A block of data:
--- begin ---

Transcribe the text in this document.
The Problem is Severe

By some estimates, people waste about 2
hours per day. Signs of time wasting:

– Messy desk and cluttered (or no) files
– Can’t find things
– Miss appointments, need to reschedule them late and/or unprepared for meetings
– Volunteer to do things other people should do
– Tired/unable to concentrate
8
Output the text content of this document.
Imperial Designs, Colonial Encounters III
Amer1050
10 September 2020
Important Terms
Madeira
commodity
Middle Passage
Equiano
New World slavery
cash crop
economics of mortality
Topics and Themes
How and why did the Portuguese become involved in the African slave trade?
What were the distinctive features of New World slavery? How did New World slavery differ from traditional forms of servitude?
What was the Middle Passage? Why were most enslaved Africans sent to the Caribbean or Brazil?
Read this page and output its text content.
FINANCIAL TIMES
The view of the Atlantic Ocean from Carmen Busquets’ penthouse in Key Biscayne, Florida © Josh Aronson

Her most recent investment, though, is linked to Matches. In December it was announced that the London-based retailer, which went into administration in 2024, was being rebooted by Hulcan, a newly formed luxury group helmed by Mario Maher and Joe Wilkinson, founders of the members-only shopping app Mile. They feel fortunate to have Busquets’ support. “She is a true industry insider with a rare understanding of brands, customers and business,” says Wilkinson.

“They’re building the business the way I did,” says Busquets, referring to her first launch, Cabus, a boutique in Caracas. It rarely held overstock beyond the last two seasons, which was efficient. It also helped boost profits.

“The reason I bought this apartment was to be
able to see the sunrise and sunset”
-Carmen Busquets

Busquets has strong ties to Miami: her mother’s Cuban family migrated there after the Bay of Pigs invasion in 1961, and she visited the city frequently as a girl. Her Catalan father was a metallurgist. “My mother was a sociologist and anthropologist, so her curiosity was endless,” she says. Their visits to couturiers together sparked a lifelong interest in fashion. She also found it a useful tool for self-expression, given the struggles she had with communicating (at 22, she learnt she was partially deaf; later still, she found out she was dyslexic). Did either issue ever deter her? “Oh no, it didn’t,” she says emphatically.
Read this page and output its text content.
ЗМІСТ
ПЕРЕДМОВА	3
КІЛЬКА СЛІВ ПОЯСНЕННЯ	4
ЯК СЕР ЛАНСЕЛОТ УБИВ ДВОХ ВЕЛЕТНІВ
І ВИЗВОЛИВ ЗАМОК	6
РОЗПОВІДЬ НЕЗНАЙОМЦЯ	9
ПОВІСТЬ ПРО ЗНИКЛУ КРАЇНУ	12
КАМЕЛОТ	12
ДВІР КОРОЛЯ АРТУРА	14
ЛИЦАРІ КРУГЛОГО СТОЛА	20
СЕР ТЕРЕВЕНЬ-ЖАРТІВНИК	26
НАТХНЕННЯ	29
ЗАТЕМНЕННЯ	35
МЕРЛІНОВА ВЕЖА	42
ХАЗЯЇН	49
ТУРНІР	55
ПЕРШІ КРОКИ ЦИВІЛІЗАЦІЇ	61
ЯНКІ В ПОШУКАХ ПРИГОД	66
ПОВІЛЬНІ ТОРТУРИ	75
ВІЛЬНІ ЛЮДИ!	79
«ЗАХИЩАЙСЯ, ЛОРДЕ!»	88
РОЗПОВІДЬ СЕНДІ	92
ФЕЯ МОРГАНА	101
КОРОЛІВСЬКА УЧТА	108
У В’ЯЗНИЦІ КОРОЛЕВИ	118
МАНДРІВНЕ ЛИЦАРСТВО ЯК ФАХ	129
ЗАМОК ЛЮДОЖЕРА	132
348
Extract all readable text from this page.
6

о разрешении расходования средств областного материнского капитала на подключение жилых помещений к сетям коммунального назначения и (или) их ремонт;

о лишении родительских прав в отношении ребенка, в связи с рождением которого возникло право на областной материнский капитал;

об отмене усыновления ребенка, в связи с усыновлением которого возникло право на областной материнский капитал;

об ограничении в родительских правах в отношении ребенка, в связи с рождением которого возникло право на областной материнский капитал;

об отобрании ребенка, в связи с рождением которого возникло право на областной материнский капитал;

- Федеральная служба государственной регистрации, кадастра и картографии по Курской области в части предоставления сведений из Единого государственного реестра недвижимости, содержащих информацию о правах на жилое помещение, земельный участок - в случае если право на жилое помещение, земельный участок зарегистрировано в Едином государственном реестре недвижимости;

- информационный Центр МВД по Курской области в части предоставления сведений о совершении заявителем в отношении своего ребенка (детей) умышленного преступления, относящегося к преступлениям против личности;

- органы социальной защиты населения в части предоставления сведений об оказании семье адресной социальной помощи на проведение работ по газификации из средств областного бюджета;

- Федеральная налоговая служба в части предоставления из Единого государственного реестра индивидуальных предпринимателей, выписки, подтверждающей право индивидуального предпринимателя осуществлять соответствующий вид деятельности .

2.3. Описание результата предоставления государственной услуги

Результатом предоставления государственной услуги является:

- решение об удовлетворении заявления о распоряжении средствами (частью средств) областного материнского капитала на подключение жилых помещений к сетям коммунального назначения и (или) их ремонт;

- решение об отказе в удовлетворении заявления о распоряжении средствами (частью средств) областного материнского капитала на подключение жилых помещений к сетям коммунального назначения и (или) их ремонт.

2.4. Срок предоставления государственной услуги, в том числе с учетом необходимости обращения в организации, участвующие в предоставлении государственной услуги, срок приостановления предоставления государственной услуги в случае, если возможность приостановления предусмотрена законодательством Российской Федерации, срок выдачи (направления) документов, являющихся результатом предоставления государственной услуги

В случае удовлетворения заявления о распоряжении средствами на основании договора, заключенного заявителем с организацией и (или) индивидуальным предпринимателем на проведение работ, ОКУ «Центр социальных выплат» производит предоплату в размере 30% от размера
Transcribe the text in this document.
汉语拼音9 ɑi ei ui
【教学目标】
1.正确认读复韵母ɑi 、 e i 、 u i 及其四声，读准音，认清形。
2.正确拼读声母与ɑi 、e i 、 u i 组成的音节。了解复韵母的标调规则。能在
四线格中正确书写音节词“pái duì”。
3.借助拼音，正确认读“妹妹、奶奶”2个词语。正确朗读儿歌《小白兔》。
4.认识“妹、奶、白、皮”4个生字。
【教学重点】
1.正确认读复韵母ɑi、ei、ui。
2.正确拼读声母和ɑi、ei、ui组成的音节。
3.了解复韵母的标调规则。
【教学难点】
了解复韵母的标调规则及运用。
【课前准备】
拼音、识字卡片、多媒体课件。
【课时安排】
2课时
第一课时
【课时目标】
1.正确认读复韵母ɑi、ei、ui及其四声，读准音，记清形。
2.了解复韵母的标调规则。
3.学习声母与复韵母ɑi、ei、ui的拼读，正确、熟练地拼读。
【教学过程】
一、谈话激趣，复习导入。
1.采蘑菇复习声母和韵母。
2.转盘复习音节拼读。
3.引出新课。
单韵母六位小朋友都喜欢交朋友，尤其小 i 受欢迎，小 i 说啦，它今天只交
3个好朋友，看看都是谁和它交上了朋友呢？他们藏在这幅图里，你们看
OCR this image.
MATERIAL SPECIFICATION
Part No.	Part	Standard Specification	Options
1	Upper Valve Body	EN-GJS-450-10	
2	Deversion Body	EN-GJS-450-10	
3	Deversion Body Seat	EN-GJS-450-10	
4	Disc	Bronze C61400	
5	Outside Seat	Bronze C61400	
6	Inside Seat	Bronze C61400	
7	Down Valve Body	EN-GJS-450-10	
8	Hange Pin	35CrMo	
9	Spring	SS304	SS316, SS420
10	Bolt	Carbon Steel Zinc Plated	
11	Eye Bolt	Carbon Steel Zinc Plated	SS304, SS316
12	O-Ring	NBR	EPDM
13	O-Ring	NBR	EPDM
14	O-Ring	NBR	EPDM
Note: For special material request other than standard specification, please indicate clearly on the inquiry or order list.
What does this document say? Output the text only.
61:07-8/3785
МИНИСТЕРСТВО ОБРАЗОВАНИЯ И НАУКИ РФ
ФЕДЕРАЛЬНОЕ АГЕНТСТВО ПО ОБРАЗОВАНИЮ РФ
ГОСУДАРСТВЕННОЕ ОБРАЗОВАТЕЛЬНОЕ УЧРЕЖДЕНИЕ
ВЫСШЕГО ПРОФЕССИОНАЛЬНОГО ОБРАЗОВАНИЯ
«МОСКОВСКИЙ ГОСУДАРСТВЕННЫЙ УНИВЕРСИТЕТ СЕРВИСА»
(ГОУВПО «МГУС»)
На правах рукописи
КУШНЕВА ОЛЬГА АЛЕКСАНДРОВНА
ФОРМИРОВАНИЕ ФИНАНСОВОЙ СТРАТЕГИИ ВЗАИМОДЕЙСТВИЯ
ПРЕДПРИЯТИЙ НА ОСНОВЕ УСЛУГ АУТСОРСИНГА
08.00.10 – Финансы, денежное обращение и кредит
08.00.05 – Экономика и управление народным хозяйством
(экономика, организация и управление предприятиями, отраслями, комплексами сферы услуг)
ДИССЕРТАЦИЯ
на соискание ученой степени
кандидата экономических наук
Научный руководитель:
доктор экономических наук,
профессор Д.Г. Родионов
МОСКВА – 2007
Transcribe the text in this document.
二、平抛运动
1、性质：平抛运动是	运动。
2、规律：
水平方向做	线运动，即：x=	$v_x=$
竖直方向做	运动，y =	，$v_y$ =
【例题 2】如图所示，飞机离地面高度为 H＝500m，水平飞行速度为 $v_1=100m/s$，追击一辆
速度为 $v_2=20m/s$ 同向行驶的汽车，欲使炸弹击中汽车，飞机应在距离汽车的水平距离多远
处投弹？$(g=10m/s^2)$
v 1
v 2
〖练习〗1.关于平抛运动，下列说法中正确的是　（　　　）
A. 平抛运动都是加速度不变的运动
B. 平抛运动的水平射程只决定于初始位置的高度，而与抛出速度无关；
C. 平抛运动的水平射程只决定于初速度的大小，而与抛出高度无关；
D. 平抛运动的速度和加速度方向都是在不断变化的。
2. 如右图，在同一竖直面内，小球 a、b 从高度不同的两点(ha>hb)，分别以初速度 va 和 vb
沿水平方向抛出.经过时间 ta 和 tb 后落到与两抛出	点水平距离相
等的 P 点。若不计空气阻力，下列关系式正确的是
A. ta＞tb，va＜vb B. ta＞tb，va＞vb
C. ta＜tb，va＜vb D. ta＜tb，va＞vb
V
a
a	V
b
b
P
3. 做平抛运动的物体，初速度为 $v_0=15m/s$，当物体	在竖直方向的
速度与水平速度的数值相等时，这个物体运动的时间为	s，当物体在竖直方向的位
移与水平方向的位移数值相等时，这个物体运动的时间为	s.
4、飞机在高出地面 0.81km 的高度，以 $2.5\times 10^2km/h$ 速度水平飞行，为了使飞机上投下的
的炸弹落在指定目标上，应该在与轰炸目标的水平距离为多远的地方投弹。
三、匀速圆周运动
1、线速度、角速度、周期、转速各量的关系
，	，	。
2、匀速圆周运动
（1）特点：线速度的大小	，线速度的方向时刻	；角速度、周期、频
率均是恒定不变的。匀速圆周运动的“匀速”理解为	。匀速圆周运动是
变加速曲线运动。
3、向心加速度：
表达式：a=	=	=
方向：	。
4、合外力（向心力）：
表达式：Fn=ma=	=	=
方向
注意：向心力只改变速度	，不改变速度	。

--- end ---

▸ Task objective:
The lines above form a set of records; determine how many of them contain the string "were" and give that number alone.

▸ Written solution:
2